Rows from a figure dataset:
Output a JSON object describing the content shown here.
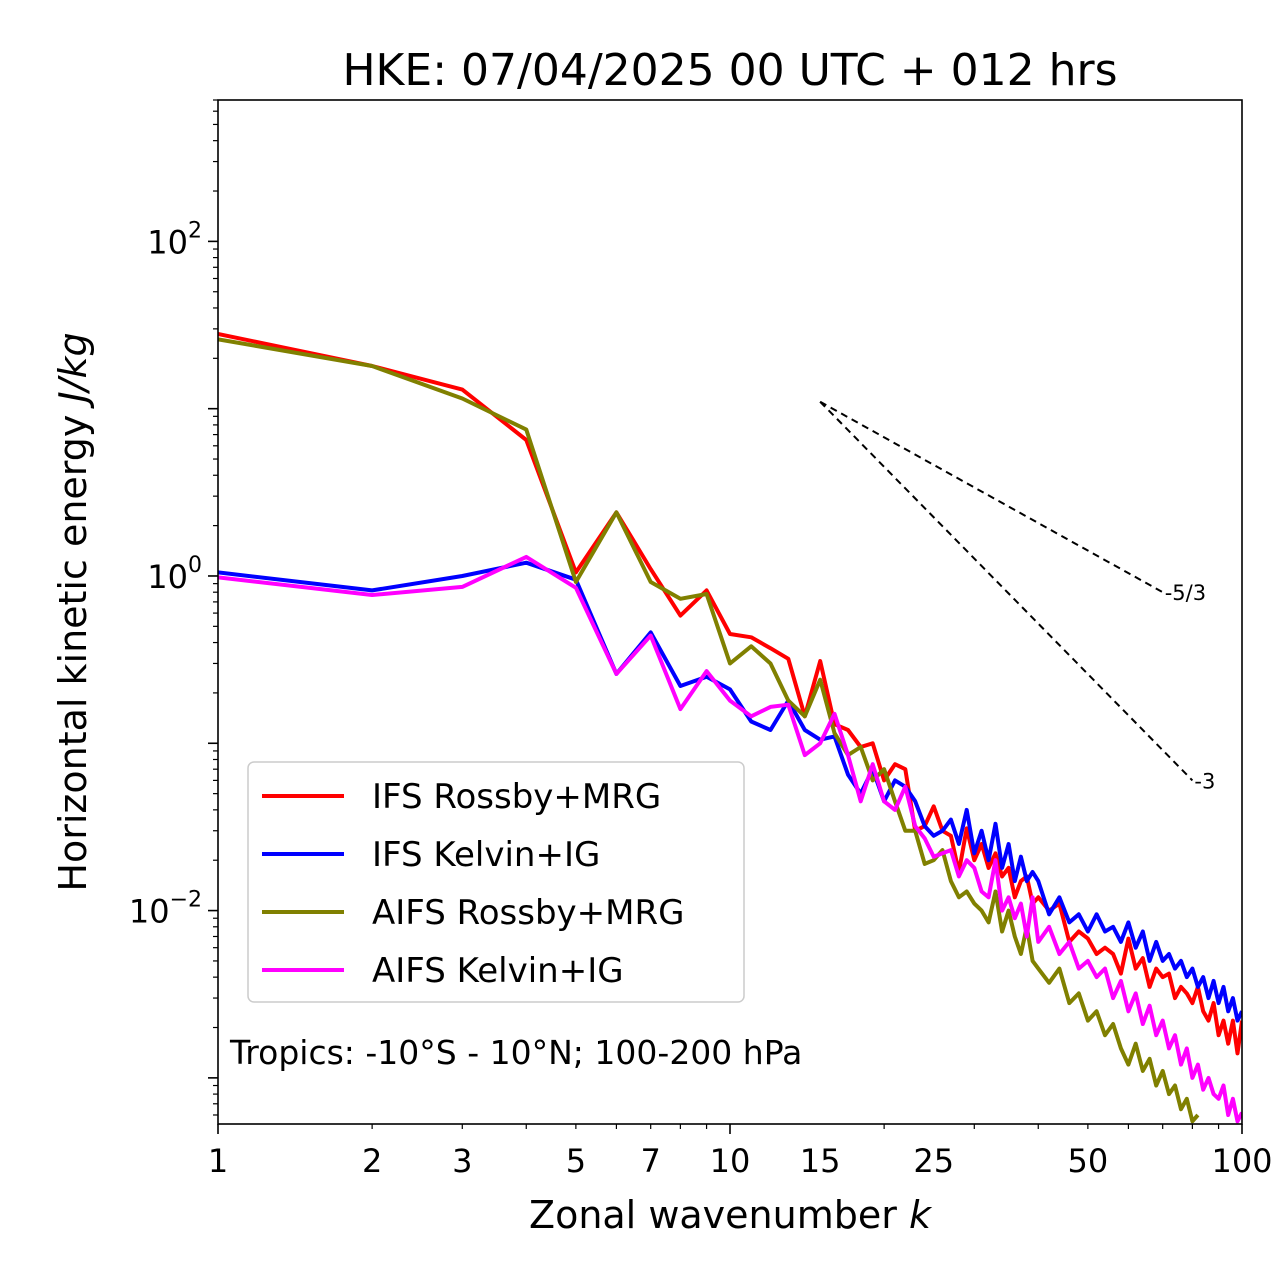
{
  "chart_data": {
    "type": "line",
    "title": "HKE: 07/04/2025 00 UTC + 012 hrs",
    "xlabel": "Zonal wavenumber",
    "xlabel_var": "k",
    "ylabel": "Horizontal kinetic energy",
    "ylabel_unit": "J/kg",
    "x_scale": "log",
    "y_scale": "log",
    "xlim": [
      1,
      100
    ],
    "ylim": [
      0.00053,
      700
    ],
    "x_tick_values": [
      1,
      2,
      3,
      5,
      7,
      10,
      15,
      25,
      50,
      100
    ],
    "x_tick_labels": [
      "1",
      "2",
      "3",
      "5",
      "7",
      "10",
      "15",
      "25",
      "50",
      "100"
    ],
    "y_ticks": [
      {
        "value": 100,
        "base": "10",
        "exp": "2"
      },
      {
        "value": 1,
        "base": "10",
        "exp": "0"
      },
      {
        "value": 0.01,
        "base": "10",
        "exp": "−2"
      }
    ],
    "annotation": "Tropics: -10°S - 10°N; 100-200 hPa",
    "legend_position": "lower-left",
    "reference_lines": [
      {
        "label": "-5/3",
        "x0": 15,
        "y0": 11,
        "x1": 70,
        "y1": 0.8
      },
      {
        "label": "-3",
        "x0": 15,
        "y0": 11,
        "x1": 80,
        "y1": 0.06
      }
    ],
    "series": [
      {
        "name": "IFS Rossby+MRG",
        "color": "#ff0000",
        "x": [
          1,
          2,
          3,
          4,
          5,
          6,
          7,
          8,
          9,
          10,
          11,
          12,
          13,
          14,
          15,
          16,
          17,
          18,
          19,
          20,
          21,
          22,
          23,
          24,
          25,
          26,
          27,
          28,
          29,
          30,
          31,
          32,
          33,
          34,
          35,
          36,
          37,
          38,
          39,
          40,
          42,
          44,
          46,
          48,
          50,
          52,
          54,
          56,
          58,
          60,
          62,
          64,
          66,
          68,
          70,
          72,
          74,
          76,
          78,
          80,
          82,
          84,
          86,
          88,
          90,
          92,
          94,
          96,
          98,
          100
        ],
        "y": [
          28,
          18,
          13,
          6.5,
          1.05,
          2.4,
          1.1,
          0.58,
          0.82,
          0.45,
          0.43,
          0.37,
          0.32,
          0.145,
          0.31,
          0.13,
          0.12,
          0.095,
          0.1,
          0.06,
          0.075,
          0.07,
          0.03,
          0.032,
          0.042,
          0.03,
          0.028,
          0.017,
          0.031,
          0.02,
          0.025,
          0.018,
          0.022,
          0.016,
          0.018,
          0.012,
          0.015,
          0.016,
          0.011,
          0.012,
          0.01,
          0.011,
          0.0065,
          0.0075,
          0.0068,
          0.0055,
          0.006,
          0.0055,
          0.0042,
          0.0068,
          0.0045,
          0.0052,
          0.0035,
          0.0045,
          0.004,
          0.0042,
          0.003,
          0.0035,
          0.0032,
          0.0028,
          0.0035,
          0.0025,
          0.0022,
          0.0028,
          0.0018,
          0.0022,
          0.0016,
          0.0022,
          0.0014,
          0.0022
        ]
      },
      {
        "name": "IFS Kelvin+IG",
        "color": "#0000ff",
        "x": [
          1,
          2,
          3,
          4,
          5,
          6,
          7,
          8,
          9,
          10,
          11,
          12,
          13,
          14,
          15,
          16,
          17,
          18,
          19,
          20,
          21,
          22,
          23,
          24,
          25,
          26,
          27,
          28,
          29,
          30,
          31,
          32,
          33,
          34,
          35,
          36,
          37,
          38,
          39,
          40,
          42,
          44,
          46,
          48,
          50,
          52,
          54,
          56,
          58,
          60,
          62,
          64,
          66,
          68,
          70,
          72,
          74,
          76,
          78,
          80,
          82,
          84,
          86,
          88,
          90,
          92,
          94,
          96,
          98,
          100
        ],
        "y": [
          1.05,
          0.82,
          1.0,
          1.2,
          0.95,
          0.26,
          0.46,
          0.22,
          0.25,
          0.21,
          0.135,
          0.12,
          0.18,
          0.12,
          0.105,
          0.11,
          0.065,
          0.05,
          0.07,
          0.045,
          0.06,
          0.055,
          0.045,
          0.032,
          0.028,
          0.03,
          0.035,
          0.025,
          0.04,
          0.022,
          0.03,
          0.02,
          0.033,
          0.018,
          0.025,
          0.015,
          0.021,
          0.015,
          0.017,
          0.015,
          0.0095,
          0.012,
          0.0085,
          0.0095,
          0.0075,
          0.0095,
          0.0075,
          0.008,
          0.0065,
          0.0085,
          0.006,
          0.0075,
          0.005,
          0.0065,
          0.005,
          0.0055,
          0.0045,
          0.005,
          0.004,
          0.0045,
          0.0035,
          0.004,
          0.003,
          0.0038,
          0.0028,
          0.0035,
          0.0025,
          0.003,
          0.0022,
          0.0025
        ]
      },
      {
        "name": "AIFS Rossby+MRG",
        "color": "#808000",
        "x": [
          1,
          2,
          3,
          4,
          5,
          6,
          7,
          8,
          9,
          10,
          11,
          12,
          13,
          14,
          15,
          16,
          17,
          18,
          19,
          20,
          21,
          22,
          23,
          24,
          25,
          26,
          27,
          28,
          29,
          30,
          31,
          32,
          33,
          34,
          35,
          36,
          37,
          38,
          39,
          40,
          42,
          44,
          46,
          48,
          50,
          52,
          54,
          56,
          58,
          60,
          62,
          64,
          66,
          68,
          70,
          72,
          74,
          76,
          78,
          80,
          82
        ],
        "y": [
          26,
          18,
          11.5,
          7.5,
          0.92,
          2.4,
          0.92,
          0.73,
          0.78,
          0.3,
          0.38,
          0.3,
          0.18,
          0.145,
          0.24,
          0.115,
          0.085,
          0.095,
          0.06,
          0.07,
          0.045,
          0.03,
          0.03,
          0.019,
          0.02,
          0.023,
          0.015,
          0.012,
          0.013,
          0.011,
          0.01,
          0.0085,
          0.013,
          0.0075,
          0.01,
          0.007,
          0.0055,
          0.008,
          0.005,
          0.0045,
          0.0037,
          0.0045,
          0.0028,
          0.0032,
          0.0022,
          0.0025,
          0.0018,
          0.0021,
          0.0015,
          0.0012,
          0.0016,
          0.0011,
          0.0013,
          0.0009,
          0.0011,
          0.0008,
          0.0009,
          0.00065,
          0.00075,
          0.00055,
          0.0006
        ]
      },
      {
        "name": "AIFS Kelvin+IG",
        "color": "#ff00ff",
        "x": [
          1,
          2,
          3,
          4,
          5,
          6,
          7,
          8,
          9,
          10,
          11,
          12,
          13,
          14,
          15,
          16,
          17,
          18,
          19,
          20,
          21,
          22,
          23,
          24,
          25,
          26,
          27,
          28,
          29,
          30,
          31,
          32,
          33,
          34,
          35,
          36,
          37,
          38,
          39,
          40,
          42,
          44,
          46,
          48,
          50,
          52,
          54,
          56,
          58,
          60,
          62,
          64,
          66,
          68,
          70,
          72,
          74,
          76,
          78,
          80,
          82,
          84,
          86,
          88,
          90,
          92,
          94,
          96,
          98,
          100
        ],
        "y": [
          0.98,
          0.77,
          0.86,
          1.3,
          0.85,
          0.26,
          0.44,
          0.16,
          0.27,
          0.18,
          0.145,
          0.165,
          0.17,
          0.085,
          0.1,
          0.15,
          0.085,
          0.045,
          0.075,
          0.045,
          0.04,
          0.055,
          0.032,
          0.027,
          0.021,
          0.022,
          0.023,
          0.016,
          0.02,
          0.018,
          0.013,
          0.012,
          0.02,
          0.01,
          0.012,
          0.009,
          0.011,
          0.007,
          0.012,
          0.0065,
          0.008,
          0.0055,
          0.0065,
          0.0045,
          0.005,
          0.004,
          0.0045,
          0.003,
          0.0038,
          0.0025,
          0.0032,
          0.0021,
          0.0027,
          0.0018,
          0.0022,
          0.0015,
          0.0018,
          0.0012,
          0.0015,
          0.001,
          0.0012,
          0.00085,
          0.001,
          0.0008,
          0.00075,
          0.0009,
          0.0006,
          0.00075,
          0.00055,
          0.00062
        ]
      }
    ]
  }
}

* **What is expected**: Tally up the lines holding the string "name" in this listing, and report the total alone.

* **Exercise response**: 4